● SHORT EXERCISE: Without omitting anything, retype the data that follows.

## START DATASET EXTRACT

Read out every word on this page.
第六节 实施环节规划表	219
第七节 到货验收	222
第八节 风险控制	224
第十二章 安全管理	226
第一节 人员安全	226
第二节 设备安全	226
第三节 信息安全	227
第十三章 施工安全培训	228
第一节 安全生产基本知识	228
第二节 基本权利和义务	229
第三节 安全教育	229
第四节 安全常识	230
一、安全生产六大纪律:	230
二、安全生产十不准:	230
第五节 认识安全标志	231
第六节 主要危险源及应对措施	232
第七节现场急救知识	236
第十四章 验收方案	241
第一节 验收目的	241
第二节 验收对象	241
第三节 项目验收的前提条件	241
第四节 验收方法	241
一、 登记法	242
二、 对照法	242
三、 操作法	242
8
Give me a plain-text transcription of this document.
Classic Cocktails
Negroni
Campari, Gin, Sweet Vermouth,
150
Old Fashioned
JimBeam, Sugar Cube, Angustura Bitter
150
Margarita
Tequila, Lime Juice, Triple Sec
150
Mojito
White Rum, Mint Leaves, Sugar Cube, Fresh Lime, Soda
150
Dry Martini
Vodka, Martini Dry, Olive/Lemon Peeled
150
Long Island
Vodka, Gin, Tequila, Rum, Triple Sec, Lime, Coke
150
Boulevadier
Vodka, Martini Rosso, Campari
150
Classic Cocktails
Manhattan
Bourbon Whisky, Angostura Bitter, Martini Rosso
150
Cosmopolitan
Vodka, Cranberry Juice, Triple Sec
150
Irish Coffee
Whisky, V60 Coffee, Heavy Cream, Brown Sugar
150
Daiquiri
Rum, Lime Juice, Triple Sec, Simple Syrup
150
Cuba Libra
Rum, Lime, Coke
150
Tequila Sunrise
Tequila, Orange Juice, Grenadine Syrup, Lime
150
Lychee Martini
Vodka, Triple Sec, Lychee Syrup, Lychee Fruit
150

## END DATASET EXTRACT

● ANSWER FOR THE TASK:
Read out every word on this page.
第六节 实施环节规划表	219
第七节 到货验收	222
第八节 风险控制	224
第十二章 安全管理	226
第一节 人员安全	226
第二节 设备安全	226
第三节 信息安全	227
第十三章 施工安全培训	228
第一节 安全生产基本知识	228
第二节 基本权利和义务	229
第三节 安全教育	229
第四节 安全常识	230
一、安全生产六大纪律:	230
二、安全生产十不准:	230
第五节 认识安全标志	231
第六节 主要危险源及应对措施	232
第七节现场急救知识	236
第十四章 验收方案	241
第一节 验收目的	241
第二节 验收对象	241
第三节 项目验收的前提条件	241
第四节 验收方法	241
一、 登记法	242
二、 对照法	242
三、 操作法	242
8
Give me a plain-text transcription of this document.
Classic Cocktails
Negroni
Campari, Gin, Sweet Vermouth,
150
Old Fashioned
JimBeam, Sugar Cube, Angustura Bitter
150
Margarita
Tequila, Lime Juice, Triple Sec
150
Mojito
White Rum, Mint Leaves, Sugar Cube, Fresh Lime, Soda
150
Dry Martini
Vodka, Martini Dry, Olive/Lemon Peeled
150
Long Island
Vodka, Gin, Tequila, Rum, Triple Sec, Lime, Coke
150
Boulevadier
Vodka, Martini Rosso, Campari
150
Classic Cocktails
Manhattan
Bourbon Whisky, Angostura Bitter, Martini Rosso
150
Cosmopolitan
Vodka, Cranberry Juice, Triple Sec
150
Irish Coffee
Whisky, V60 Coffee, Heavy Cream, Brown Sugar
150
Daiquiri
Rum, Lime Juice, Triple Sec, Simple Syrup
150
Cuba Libra
Rum, Lime, Coke
150
Tequila Sunrise
Tequila, Orange Juice, Grenadine Syrup, Lime
150
Lychee Martini
Vodka, Triple Sec, Lychee Syrup, Lychee Fruit
150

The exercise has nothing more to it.